Part of a data file:
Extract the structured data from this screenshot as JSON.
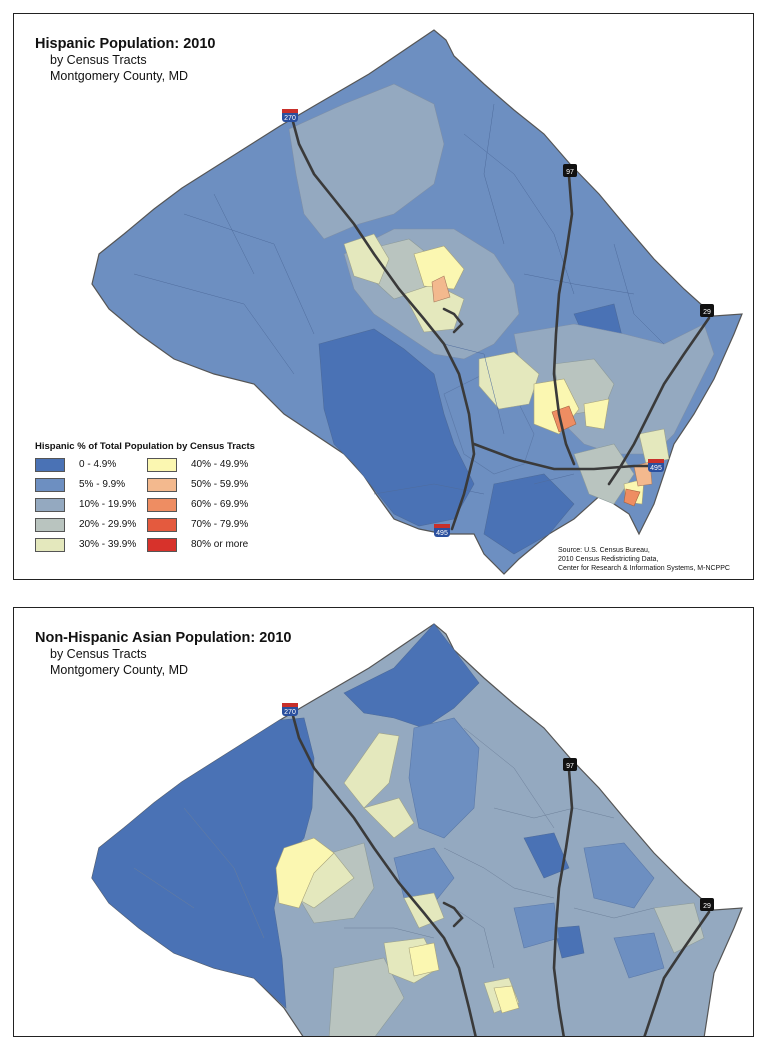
{
  "maps": [
    {
      "title": "Hispanic Population: 2010",
      "subtitle1": "by Census Tracts",
      "subtitle2": "Montgomery County, MD",
      "legend_title": "Hispanic % of Total Population by Census Tracts",
      "legend": [
        {
          "label": "0 - 4.9%",
          "color": "#4a72b5"
        },
        {
          "label": "5% - 9.9%",
          "color": "#6d8fc1"
        },
        {
          "label": "10% - 19.9%",
          "color": "#94a9c0"
        },
        {
          "label": "20% - 29.9%",
          "color": "#b9c4bf"
        },
        {
          "label": "30% - 39.9%",
          "color": "#e4e8bd"
        },
        {
          "label": "40% - 49.9%",
          "color": "#fbf7b1"
        },
        {
          "label": "50% - 59.9%",
          "color": "#f3b98e"
        },
        {
          "label": "60% - 69.9%",
          "color": "#ee8d62"
        },
        {
          "label": "70% - 79.9%",
          "color": "#e45a3e"
        },
        {
          "label": "80% or more",
          "color": "#d7322b"
        }
      ],
      "source": [
        "Source: U.S. Census Bureau,",
        "2010 Census Redistricting Data,",
        "Center for Research & Information Systems, M-NCPPC"
      ],
      "highway_labels": [
        "270",
        "97",
        "29",
        "495",
        "495"
      ]
    },
    {
      "title": "Non-Hispanic Asian Population: 2010",
      "subtitle1": "by Census Tracts",
      "subtitle2": "Montgomery County, MD",
      "highway_labels": [
        "270",
        "97",
        "29"
      ]
    }
  ],
  "colors": {
    "c0": "#4a72b5",
    "c1": "#6d8fc1",
    "c2": "#94a9c0",
    "c3": "#b9c4bf",
    "c4": "#e4e8bd",
    "c5": "#fbf7b1",
    "c6": "#f3b98e",
    "c7": "#ee8d62",
    "c8": "#e45a3e",
    "interstate": "#2a4f9e",
    "road": "#3a3a3a"
  }
}
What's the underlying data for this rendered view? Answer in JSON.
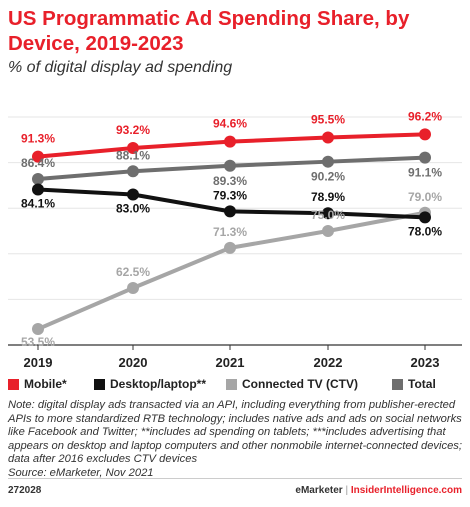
{
  "header": {
    "title": "US Programmatic Ad Spending Share, by Device, 2019-2023",
    "subtitle": "% of digital display ad spending"
  },
  "chart_data": {
    "type": "line",
    "x": [
      "2019",
      "2020",
      "2021",
      "2022",
      "2023"
    ],
    "series": [
      {
        "name": "Mobile*",
        "color": "#e8202a",
        "values": [
          91.3,
          93.2,
          94.6,
          95.5,
          96.2
        ],
        "labels": [
          "91.3%",
          "93.2%",
          "94.6%",
          "95.5%",
          "96.2%"
        ]
      },
      {
        "name": "Desktop/laptop**",
        "color": "#111111",
        "values": [
          84.1,
          83.0,
          79.3,
          78.9,
          78.0
        ],
        "labels": [
          "84.1%",
          "83.0%",
          "79.3%",
          "78.9%",
          "78.0%"
        ]
      },
      {
        "name": "Connected TV (CTV)",
        "color": "#a6a6a6",
        "values": [
          53.5,
          62.5,
          71.3,
          75.0,
          79.0
        ],
        "labels": [
          "53.5%",
          "62.5%",
          "71.3%",
          "75.0%",
          "79.0%"
        ]
      },
      {
        "name": "Total",
        "color": "#6e6e6e",
        "values": [
          86.4,
          88.1,
          89.3,
          90.2,
          91.1
        ],
        "labels": [
          "86.4%",
          "88.1%",
          "89.3%",
          "90.2%",
          "91.1%"
        ]
      }
    ],
    "ylim": [
      50,
      100
    ],
    "grid": true,
    "legend_position": "bottom"
  },
  "note": {
    "text": "Note: digital display ads transacted via an API, including everything from publisher-erected APIs to more standardized RTB technology; includes native ads and ads on social networks like Facebook and Twitter; **includes ad spending on tablets; ***includes advertising that appears on desktop and laptop computers and other nonmobile internet-connected devices; data after 2016 excludes CTV devices",
    "source": "Source: eMarketer, Nov 2021"
  },
  "footer": {
    "id": "272028",
    "brand_left": "eMarketer",
    "separator": "|",
    "brand_right": "InsiderIntelligence.com"
  }
}
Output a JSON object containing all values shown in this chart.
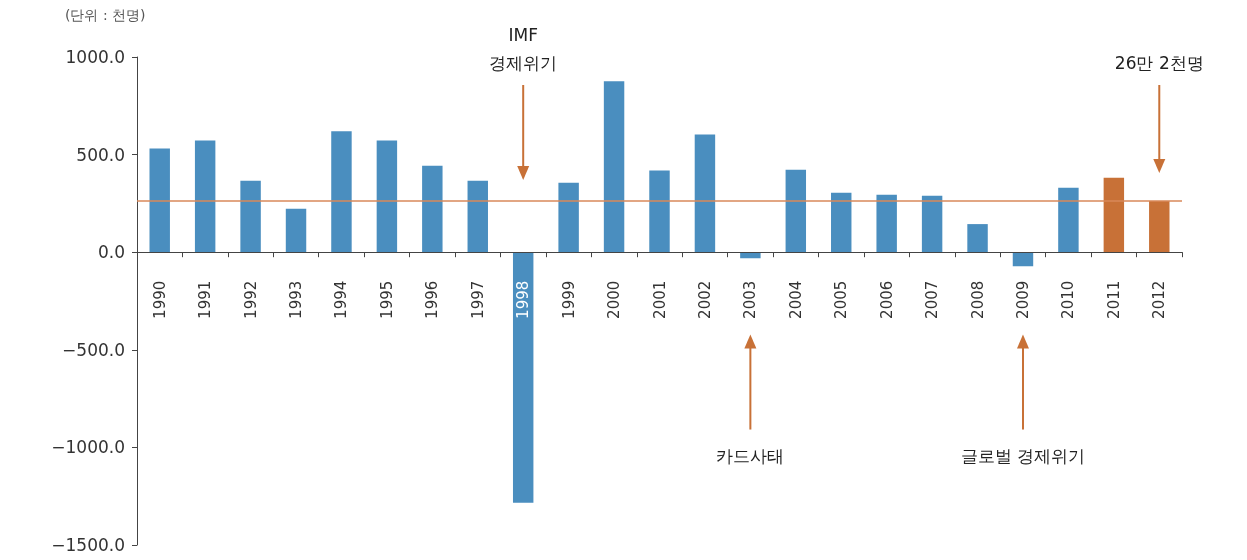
{
  "chart_data": {
    "type": "bar",
    "categories": [
      "1990",
      "1991",
      "1992",
      "1993",
      "1994",
      "1995",
      "1996",
      "1997",
      "1998",
      "1999",
      "2000",
      "2001",
      "2002",
      "2003",
      "2004",
      "2005",
      "2006",
      "2007",
      "2008",
      "2009",
      "2010",
      "2011",
      "2012"
    ],
    "values": [
      531,
      572,
      366,
      222,
      619,
      572,
      443,
      366,
      -1284,
      356,
      876,
      418,
      603,
      -31,
      423,
      304,
      294,
      289,
      144,
      -72,
      330,
      381,
      262
    ],
    "colors": [
      "#4a8ebf",
      "#4a8ebf",
      "#4a8ebf",
      "#4a8ebf",
      "#4a8ebf",
      "#4a8ebf",
      "#4a8ebf",
      "#4a8ebf",
      "#4a8ebf",
      "#4a8ebf",
      "#4a8ebf",
      "#4a8ebf",
      "#4a8ebf",
      "#4a8ebf",
      "#4a8ebf",
      "#4a8ebf",
      "#4a8ebf",
      "#4a8ebf",
      "#4a8ebf",
      "#4a8ebf",
      "#4a8ebf",
      "#c87137",
      "#c87137"
    ],
    "ylim": [
      -1500,
      1000
    ],
    "yticks": [
      {
        "value": -1500,
        "label": "−1500.0"
      },
      {
        "value": -1000,
        "label": "−1000.0"
      },
      {
        "value": -500,
        "label": "−500.0"
      },
      {
        "value": 0,
        "label": "0.0"
      },
      {
        "value": 500,
        "label": "500.0"
      },
      {
        "value": 1000,
        "label": "1000.0"
      }
    ],
    "ref_lines": [
      {
        "axis": "y",
        "value": 265,
        "color": "#d9895a"
      }
    ],
    "annotations": [
      "(단위 : 천명)",
      {
        "text": "IMF\n경제위기",
        "x": "1998"
      },
      {
        "text": "카드사태",
        "x": "2003"
      },
      {
        "text": "글로벌 경제위기",
        "x": "2009"
      },
      {
        "text": "26만 2천명",
        "x": "2012"
      }
    ]
  }
}
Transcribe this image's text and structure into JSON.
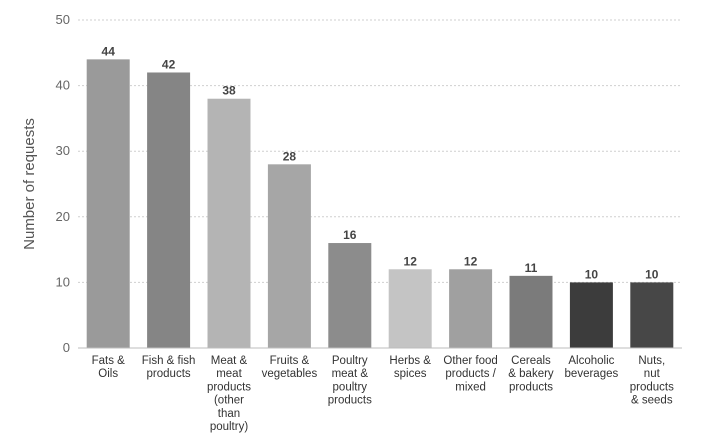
{
  "chart_data": {
    "type": "bar",
    "title": "",
    "xlabel": "",
    "ylabel": "Number of requests",
    "ylim": [
      0,
      50
    ],
    "yticks": [
      0,
      10,
      20,
      30,
      40,
      50
    ],
    "grid": true,
    "categories": [
      [
        "Fats &",
        "Oils"
      ],
      [
        "Fish & fish",
        "products"
      ],
      [
        "Meat &",
        "meat",
        "products",
        "(other",
        "than",
        "poultry)"
      ],
      [
        "Fruits &",
        "vegetables"
      ],
      [
        "Poultry",
        "meat &",
        "poultry",
        "products"
      ],
      [
        "Herbs &",
        "spices"
      ],
      [
        "Other food",
        "products /",
        "mixed"
      ],
      [
        "Cereals",
        "& bakery",
        "products"
      ],
      [
        "Alcoholic",
        "beverages"
      ],
      [
        "Nuts,",
        "nut",
        "products",
        "& seeds"
      ]
    ],
    "values": [
      44,
      42,
      38,
      28,
      16,
      12,
      12,
      11,
      10,
      10
    ],
    "colors": [
      "#9a9a9a",
      "#858585",
      "#b4b4b4",
      "#a6a6a6",
      "#8c8c8c",
      "#c4c4c4",
      "#a0a0a0",
      "#7b7b7b",
      "#3c3c3c",
      "#474747"
    ]
  }
}
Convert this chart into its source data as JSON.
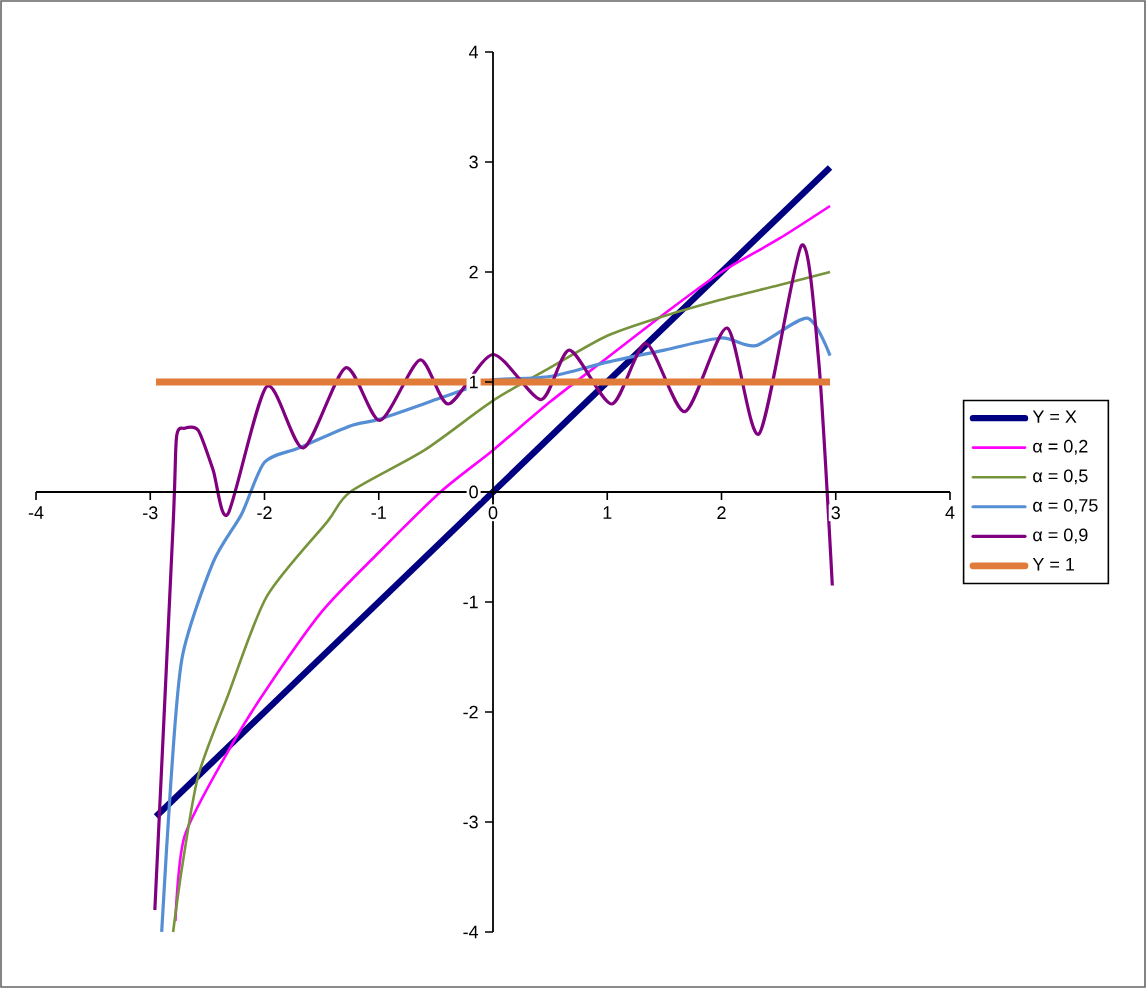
{
  "chart_data": {
    "type": "line",
    "xlim": [
      -4,
      4
    ],
    "ylim": [
      -4,
      4
    ],
    "xticks": [
      -4,
      -3,
      -2,
      -1,
      0,
      1,
      2,
      3,
      4
    ],
    "yticks": [
      -4,
      -3,
      -2,
      -1,
      0,
      1,
      2,
      3,
      4
    ],
    "grid": false,
    "legend": "right",
    "marker": "none",
    "line_style": "solid",
    "series": [
      {
        "name": "Y = X",
        "color": "#000080",
        "x": [
          -2.95,
          2.95
        ],
        "values": [
          -2.95,
          2.95
        ]
      },
      {
        "name": "α = 0,2",
        "color": "#ff00ff",
        "x": [
          -2.78,
          -2.7,
          -2.32,
          -2.0,
          -1.5,
          -1.0,
          -0.46,
          0,
          0.5,
          1.0,
          1.5,
          2.0,
          2.5,
          2.95
        ],
        "values": [
          -3.9,
          -3.13,
          -2.36,
          -1.82,
          -1.09,
          -0.55,
          0,
          0.38,
          0.82,
          1.22,
          1.62,
          2.0,
          2.3,
          2.6
        ]
      },
      {
        "name": "α = 0,5",
        "color": "#77933c",
        "x": [
          -2.8,
          -2.72,
          -2.58,
          -2.32,
          -1.98,
          -1.45,
          -1.25,
          -0.6,
          0,
          0.5,
          1.0,
          1.5,
          2.0,
          2.5,
          2.95
        ],
        "values": [
          -4.0,
          -3.4,
          -2.58,
          -1.85,
          -0.95,
          -0.27,
          0,
          0.38,
          0.83,
          1.13,
          1.42,
          1.6,
          1.75,
          1.88,
          2.0
        ]
      },
      {
        "name": "α = 0,75",
        "color": "#558ed5",
        "x": [
          -2.9,
          -2.82,
          -2.72,
          -2.45,
          -2.2,
          -2.0,
          -1.7,
          -1.25,
          -1.0,
          -0.5,
          -0.2,
          0,
          0.5,
          1.0,
          1.5,
          2.0,
          2.3,
          2.75,
          2.95
        ],
        "values": [
          -4.0,
          -2.64,
          -1.5,
          -0.64,
          -0.2,
          0.27,
          0.4,
          0.6,
          0.66,
          0.84,
          0.95,
          1.02,
          1.05,
          1.18,
          1.29,
          1.4,
          1.33,
          1.58,
          1.24
        ]
      },
      {
        "name": "α = 0,9",
        "color": "#800080",
        "x": [
          -2.96,
          -2.8,
          -2.77,
          -2.7,
          -2.58,
          -2.45,
          -2.32,
          -1.98,
          -1.66,
          -1.29,
          -0.99,
          -0.64,
          -0.39,
          0.0,
          0.42,
          0.67,
          1.04,
          1.34,
          1.68,
          2.05,
          2.33,
          2.7,
          2.85,
          2.97
        ],
        "values": [
          -3.8,
          -0.3,
          0.5,
          0.58,
          0.56,
          0.2,
          -0.2,
          0.96,
          0.4,
          1.13,
          0.65,
          1.2,
          0.8,
          1.25,
          0.84,
          1.29,
          0.8,
          1.35,
          0.73,
          1.49,
          0.53,
          2.24,
          1.2,
          -0.85
        ]
      },
      {
        "name": "Y = 1",
        "color": "#e07b39",
        "x": [
          -2.95,
          2.95
        ],
        "values": [
          1,
          1
        ]
      }
    ]
  }
}
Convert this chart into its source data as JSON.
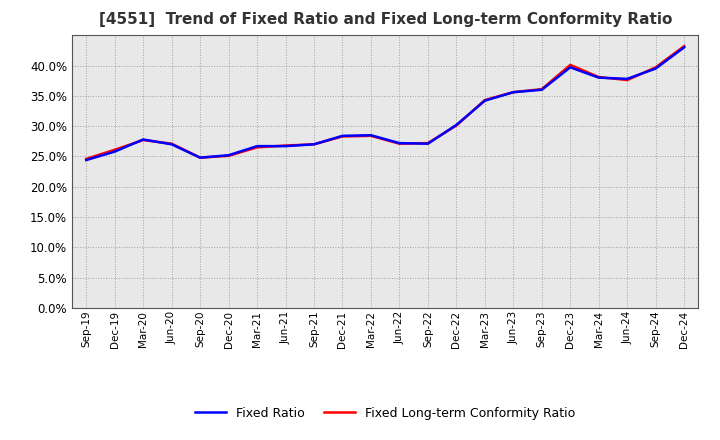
{
  "title": "[4551]  Trend of Fixed Ratio and Fixed Long-term Conformity Ratio",
  "x_labels": [
    "Sep-19",
    "Dec-19",
    "Mar-20",
    "Jun-20",
    "Sep-20",
    "Dec-20",
    "Mar-21",
    "Jun-21",
    "Sep-21",
    "Dec-21",
    "Mar-22",
    "Jun-22",
    "Sep-22",
    "Dec-22",
    "Mar-23",
    "Jun-23",
    "Sep-23",
    "Dec-23",
    "Mar-24",
    "Jun-24",
    "Sep-24",
    "Dec-24"
  ],
  "fixed_ratio": [
    0.244,
    0.258,
    0.278,
    0.27,
    0.248,
    0.252,
    0.267,
    0.267,
    0.27,
    0.284,
    0.285,
    0.272,
    0.271,
    0.302,
    0.342,
    0.356,
    0.36,
    0.397,
    0.38,
    0.378,
    0.395,
    0.43
  ],
  "fixed_lt_ratio": [
    0.246,
    0.261,
    0.277,
    0.271,
    0.248,
    0.251,
    0.265,
    0.268,
    0.27,
    0.283,
    0.284,
    0.271,
    0.272,
    0.301,
    0.343,
    0.356,
    0.361,
    0.401,
    0.381,
    0.376,
    0.397,
    0.432
  ],
  "ylim": [
    0.0,
    0.45
  ],
  "yticks": [
    0.0,
    0.05,
    0.1,
    0.15,
    0.2,
    0.25,
    0.3,
    0.35,
    0.4
  ],
  "fixed_ratio_color": "#0000ff",
  "fixed_lt_ratio_color": "#ff0000",
  "plot_background": "#e8e8e8",
  "grid_color": "#a0a0a0",
  "legend_fixed_ratio": "Fixed Ratio",
  "legend_fixed_lt_ratio": "Fixed Long-term Conformity Ratio",
  "line_width": 1.8
}
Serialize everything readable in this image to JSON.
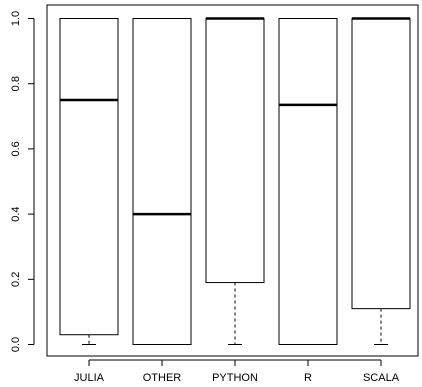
{
  "chart_data": {
    "type": "box",
    "title": "",
    "xlabel": "",
    "ylabel": "",
    "ylim": [
      0.0,
      1.0
    ],
    "yticks": [
      "0.0",
      "0.2",
      "0.4",
      "0.6",
      "0.8",
      "1.0"
    ],
    "grid": false,
    "categories": [
      "JULIA",
      "OTHER",
      "PYTHON",
      "R",
      "SCALA"
    ],
    "boxes": [
      {
        "category": "JULIA",
        "whisker_low": 0.0,
        "q1": 0.03,
        "median": 0.75,
        "q3": 1.0,
        "whisker_high": 1.0
      },
      {
        "category": "OTHER",
        "whisker_low": 0.0,
        "q1": 0.0,
        "median": 0.4,
        "q3": 1.0,
        "whisker_high": 1.0
      },
      {
        "category": "PYTHON",
        "whisker_low": 0.0,
        "q1": 0.19,
        "median": 1.0,
        "q3": 1.0,
        "whisker_high": 1.0
      },
      {
        "category": "R",
        "whisker_low": 0.0,
        "q1": 0.0,
        "median": 0.735,
        "q3": 1.0,
        "whisker_high": 1.0
      },
      {
        "category": "SCALA",
        "whisker_low": 0.0,
        "q1": 0.11,
        "median": 1.0,
        "q3": 1.0,
        "whisker_high": 1.0
      }
    ],
    "colors": {
      "line": "#000000",
      "background": "#ffffff"
    }
  }
}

*WORK INSTRUCTIONS:*
Among these entries, how many lines include the string "term"? Reply with the number by itself.

*CORRECT RESPONSE:*
2